--- START ---
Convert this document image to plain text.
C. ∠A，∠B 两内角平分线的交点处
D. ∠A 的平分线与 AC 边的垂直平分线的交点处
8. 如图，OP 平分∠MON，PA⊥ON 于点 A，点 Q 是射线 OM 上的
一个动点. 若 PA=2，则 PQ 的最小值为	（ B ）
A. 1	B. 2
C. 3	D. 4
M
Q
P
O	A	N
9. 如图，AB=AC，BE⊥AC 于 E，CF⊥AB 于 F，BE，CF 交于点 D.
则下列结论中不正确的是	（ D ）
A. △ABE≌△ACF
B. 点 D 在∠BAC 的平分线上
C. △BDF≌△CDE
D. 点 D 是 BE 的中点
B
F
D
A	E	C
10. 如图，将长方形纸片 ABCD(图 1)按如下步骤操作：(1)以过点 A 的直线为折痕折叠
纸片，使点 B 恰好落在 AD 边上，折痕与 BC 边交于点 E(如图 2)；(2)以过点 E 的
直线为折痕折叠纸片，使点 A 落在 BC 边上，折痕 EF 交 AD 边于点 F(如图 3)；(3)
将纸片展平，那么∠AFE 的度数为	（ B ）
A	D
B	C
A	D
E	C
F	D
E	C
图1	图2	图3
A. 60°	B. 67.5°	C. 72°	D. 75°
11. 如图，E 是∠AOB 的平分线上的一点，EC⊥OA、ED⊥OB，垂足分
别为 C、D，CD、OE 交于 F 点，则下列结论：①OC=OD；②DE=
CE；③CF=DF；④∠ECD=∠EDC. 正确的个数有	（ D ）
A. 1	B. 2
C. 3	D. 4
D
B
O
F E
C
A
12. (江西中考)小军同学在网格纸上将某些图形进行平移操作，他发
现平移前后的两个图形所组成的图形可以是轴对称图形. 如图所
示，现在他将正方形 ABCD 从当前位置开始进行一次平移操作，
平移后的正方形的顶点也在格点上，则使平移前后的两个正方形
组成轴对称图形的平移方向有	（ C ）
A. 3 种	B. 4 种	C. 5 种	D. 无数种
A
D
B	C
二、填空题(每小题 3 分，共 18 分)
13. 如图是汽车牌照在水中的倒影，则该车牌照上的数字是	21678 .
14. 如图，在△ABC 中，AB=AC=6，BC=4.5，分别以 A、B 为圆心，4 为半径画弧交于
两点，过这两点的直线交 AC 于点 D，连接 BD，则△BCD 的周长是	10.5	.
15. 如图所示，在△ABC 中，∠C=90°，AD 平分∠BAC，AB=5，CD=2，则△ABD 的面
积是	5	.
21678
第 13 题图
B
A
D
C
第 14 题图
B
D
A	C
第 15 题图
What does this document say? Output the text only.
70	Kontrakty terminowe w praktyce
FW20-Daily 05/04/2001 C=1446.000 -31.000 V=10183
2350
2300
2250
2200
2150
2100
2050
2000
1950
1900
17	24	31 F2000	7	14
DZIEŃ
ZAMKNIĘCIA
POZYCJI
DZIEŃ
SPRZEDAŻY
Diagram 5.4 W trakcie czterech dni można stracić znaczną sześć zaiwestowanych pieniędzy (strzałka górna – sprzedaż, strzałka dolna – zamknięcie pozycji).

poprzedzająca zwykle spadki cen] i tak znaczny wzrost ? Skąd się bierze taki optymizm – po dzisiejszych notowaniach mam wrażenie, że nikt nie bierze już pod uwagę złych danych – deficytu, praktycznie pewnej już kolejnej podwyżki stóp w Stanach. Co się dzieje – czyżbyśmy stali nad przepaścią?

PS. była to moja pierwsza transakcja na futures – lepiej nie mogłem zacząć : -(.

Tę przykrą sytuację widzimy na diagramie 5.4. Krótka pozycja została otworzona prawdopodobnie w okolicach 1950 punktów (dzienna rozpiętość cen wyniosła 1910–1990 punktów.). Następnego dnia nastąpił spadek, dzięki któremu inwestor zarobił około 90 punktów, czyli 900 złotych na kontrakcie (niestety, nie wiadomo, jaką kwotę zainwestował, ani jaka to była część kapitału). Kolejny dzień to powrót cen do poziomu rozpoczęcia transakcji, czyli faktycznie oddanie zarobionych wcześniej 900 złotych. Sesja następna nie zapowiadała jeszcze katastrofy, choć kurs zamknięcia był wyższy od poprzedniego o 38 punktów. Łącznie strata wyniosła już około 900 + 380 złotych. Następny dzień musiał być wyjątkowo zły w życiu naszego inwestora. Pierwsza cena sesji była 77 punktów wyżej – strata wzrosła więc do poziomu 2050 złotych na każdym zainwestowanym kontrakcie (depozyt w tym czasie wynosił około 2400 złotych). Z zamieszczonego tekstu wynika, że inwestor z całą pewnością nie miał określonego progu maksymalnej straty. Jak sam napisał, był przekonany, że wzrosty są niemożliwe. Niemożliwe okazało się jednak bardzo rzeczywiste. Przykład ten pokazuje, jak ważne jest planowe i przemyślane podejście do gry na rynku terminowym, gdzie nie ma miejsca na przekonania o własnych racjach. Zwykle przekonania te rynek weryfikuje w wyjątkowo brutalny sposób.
--- END ---
● REQUEST:
Make an exact copy of the records.

● OUTPUT FOR THIS TASK:
Convert this document image to plain text.
C. ∠A，∠B 两内角平分线的交点处
D. ∠A 的平分线与 AC 边的垂直平分线的交点处
8. 如图，OP 平分∠MON，PA⊥ON 于点 A，点 Q 是射线 OM 上的
一个动点. 若 PA=2，则 PQ 的最小值为	（ B ）
A. 1	B. 2
C. 3	D. 4
M
Q
P
O	A	N
9. 如图，AB=AC，BE⊥AC 于 E，CF⊥AB 于 F，BE，CF 交于点 D.
则下列结论中不正确的是	（ D ）
A. △ABE≌△ACF
B. 点 D 在∠BAC 的平分线上
C. △BDF≌△CDE
D. 点 D 是 BE 的中点
B
F
D
A	E	C
10. 如图，将长方形纸片 ABCD(图 1)按如下步骤操作：(1)以过点 A 的直线为折痕折叠
纸片，使点 B 恰好落在 AD 边上，折痕与 BC 边交于点 E(如图 2)；(2)以过点 E 的
直线为折痕折叠纸片，使点 A 落在 BC 边上，折痕 EF 交 AD 边于点 F(如图 3)；(3)
将纸片展平，那么∠AFE 的度数为	（ B ）
A	D
B	C
A	D
E	C
F	D
E	C
图1	图2	图3
A. 60°	B. 67.5°	C. 72°	D. 75°
11. 如图，E 是∠AOB 的平分线上的一点，EC⊥OA、ED⊥OB，垂足分
别为 C、D，CD、OE 交于 F 点，则下列结论：①OC=OD；②DE=
CE；③CF=DF；④∠ECD=∠EDC. 正确的个数有	（ D ）
A. 1	B. 2
C. 3	D. 4
D
B
O
F E
C
A
12. (江西中考)小军同学在网格纸上将某些图形进行平移操作，他发
现平移前后的两个图形所组成的图形可以是轴对称图形. 如图所
示，现在他将正方形 ABCD 从当前位置开始进行一次平移操作，
平移后的正方形的顶点也在格点上，则使平移前后的两个正方形
组成轴对称图形的平移方向有	（ C ）
A. 3 种	B. 4 种	C. 5 种	D. 无数种
A
D
B	C
二、填空题(每小题 3 分，共 18 分)
13. 如图是汽车牌照在水中的倒影，则该车牌照上的数字是	21678 .
14. 如图，在△ABC 中，AB=AC=6，BC=4.5，分别以 A、B 为圆心，4 为半径画弧交于
两点，过这两点的直线交 AC 于点 D，连接 BD，则△BCD 的周长是	10.5	.
15. 如图所示，在△ABC 中，∠C=90°，AD 平分∠BAC，AB=5，CD=2，则△ABD 的面
积是	5	.
21678
第 13 题图
B
A
D
C
第 14 题图
B
D
A	C
第 15 题图
What does this document say? Output the text only.
70	Kontrakty terminowe w praktyce
FW20-Daily 05/04/2001 C=1446.000 -31.000 V=10183
2350
2300
2250
2200
2150
2100
2050
2000
1950
1900
17	24	31 F2000	7	14
DZIEŃ
ZAMKNIĘCIA
POZYCJI
DZIEŃ
SPRZEDAŻY
Diagram 5.4 W trakcie czterech dni można stracić znaczną sześć zaiwestowanych pieniędzy (strzałka górna – sprzedaż, strzałka dolna – zamknięcie pozycji).

poprzedzająca zwykle spadki cen] i tak znaczny wzrost ? Skąd się bierze taki optymizm – po dzisiejszych notowaniach mam wrażenie, że nikt nie bierze już pod uwagę złych danych – deficytu, praktycznie pewnej już kolejnej podwyżki stóp w Stanach. Co się dzieje – czyżbyśmy stali nad przepaścią?

PS. była to moja pierwsza transakcja na futures – lepiej nie mogłem zacząć : -(.

Tę przykrą sytuację widzimy na diagramie 5.4. Krótka pozycja została otworzona prawdopodobnie w okolicach 1950 punktów (dzienna rozpiętość cen wyniosła 1910–1990 punktów.). Następnego dnia nastąpił spadek, dzięki któremu inwestor zarobił około 90 punktów, czyli 900 złotych na kontrakcie (niestety, nie wiadomo, jaką kwotę zainwestował, ani jaka to była część kapitału). Kolejny dzień to powrót cen do poziomu rozpoczęcia transakcji, czyli faktycznie oddanie zarobionych wcześniej 900 złotych. Sesja następna nie zapowiadała jeszcze katastrofy, choć kurs zamknięcia był wyższy od poprzedniego o 38 punktów. Łącznie strata wyniosła już około 900 + 380 złotych. Następny dzień musiał być wyjątkowo zły w życiu naszego inwestora. Pierwsza cena sesji była 77 punktów wyżej – strata wzrosła więc do poziomu 2050 złotych na każdym zainwestowanym kontrakcie (depozyt w tym czasie wynosił około 2400 złotych). Z zamieszczonego tekstu wynika, że inwestor z całą pewnością nie miał określonego progu maksymalnej straty. Jak sam napisał, był przekonany, że wzrosty są niemożliwe. Niemożliwe okazało się jednak bardzo rzeczywiste. Przykład ten pokazuje, jak ważne jest planowe i przemyślane podejście do gry na rynku terminowym, gdzie nie ma miejsca na przekonania o własnych racjach. Zwykle przekonania te rynek weryfikuje w wyjątkowo brutalny sposób.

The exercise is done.